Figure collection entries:
-- START --
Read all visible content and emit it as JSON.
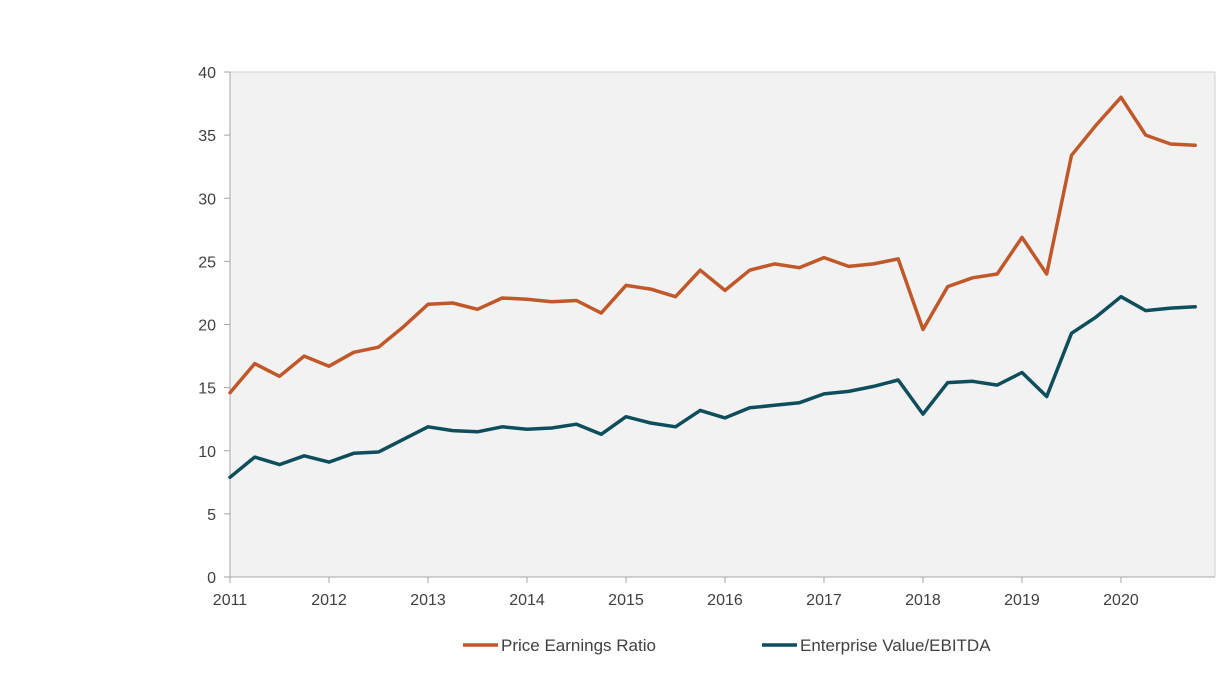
{
  "chart_data": {
    "type": "line",
    "x": [
      "2011 Q1",
      "2011 Q2",
      "2011 Q3",
      "2011 Q4",
      "2012 Q1",
      "2012 Q2",
      "2012 Q3",
      "2012 Q4",
      "2013 Q1",
      "2013 Q2",
      "2013 Q3",
      "2013 Q4",
      "2014 Q1",
      "2014 Q2",
      "2014 Q3",
      "2014 Q4",
      "2015 Q1",
      "2015 Q2",
      "2015 Q3",
      "2015 Q4",
      "2016 Q1",
      "2016 Q2",
      "2016 Q3",
      "2016 Q4",
      "2017 Q1",
      "2017 Q2",
      "2017 Q3",
      "2017 Q4",
      "2018 Q1",
      "2018 Q2",
      "2018 Q3",
      "2018 Q4",
      "2019 Q1",
      "2019 Q2",
      "2019 Q3",
      "2019 Q4",
      "2020 Q1",
      "2020 Q2",
      "2020 Q3",
      "2020 Q4"
    ],
    "x_tick_labels": [
      "2011",
      "2012",
      "2013",
      "2014",
      "2015",
      "2016",
      "2017",
      "2018",
      "2019",
      "2020"
    ],
    "series": [
      {
        "name": "Price Earnings Ratio",
        "color": "#c0582a",
        "values": [
          14.6,
          16.9,
          15.9,
          17.5,
          16.7,
          17.8,
          18.2,
          19.8,
          21.6,
          21.7,
          21.2,
          22.1,
          22.0,
          21.8,
          21.9,
          20.9,
          23.1,
          22.8,
          22.2,
          24.3,
          22.7,
          24.3,
          24.8,
          24.5,
          25.3,
          24.6,
          24.8,
          25.2,
          19.6,
          23.0,
          23.7,
          24.0,
          26.9,
          24.0,
          33.4,
          35.8,
          38.0,
          35.0,
          34.3,
          34.2
        ]
      },
      {
        "name": "Enterprise Value/EBITDA",
        "color": "#0e4e5c",
        "values": [
          7.9,
          9.5,
          8.9,
          9.6,
          9.1,
          9.8,
          9.9,
          10.9,
          11.9,
          11.6,
          11.5,
          11.9,
          11.7,
          11.8,
          12.1,
          11.3,
          12.7,
          12.2,
          11.9,
          13.2,
          12.6,
          13.4,
          13.6,
          13.8,
          14.5,
          14.7,
          15.1,
          15.6,
          12.9,
          15.4,
          15.5,
          15.2,
          16.2,
          14.3,
          19.3,
          20.6,
          22.2,
          21.1,
          21.3,
          21.4
        ]
      }
    ],
    "y_ticks": [
      "0",
      "5",
      "10",
      "15",
      "20",
      "25",
      "30",
      "35",
      "40"
    ],
    "ylim": [
      0,
      40
    ],
    "grid": false,
    "legend": "bottom",
    "plot_background": "#f2f2f2"
  }
}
-- END --
◆ TASK OBJECTIVE
How many lines of the listing above include the word "name"? Reply with the number alone.

◆ CORRECT ANSWER
2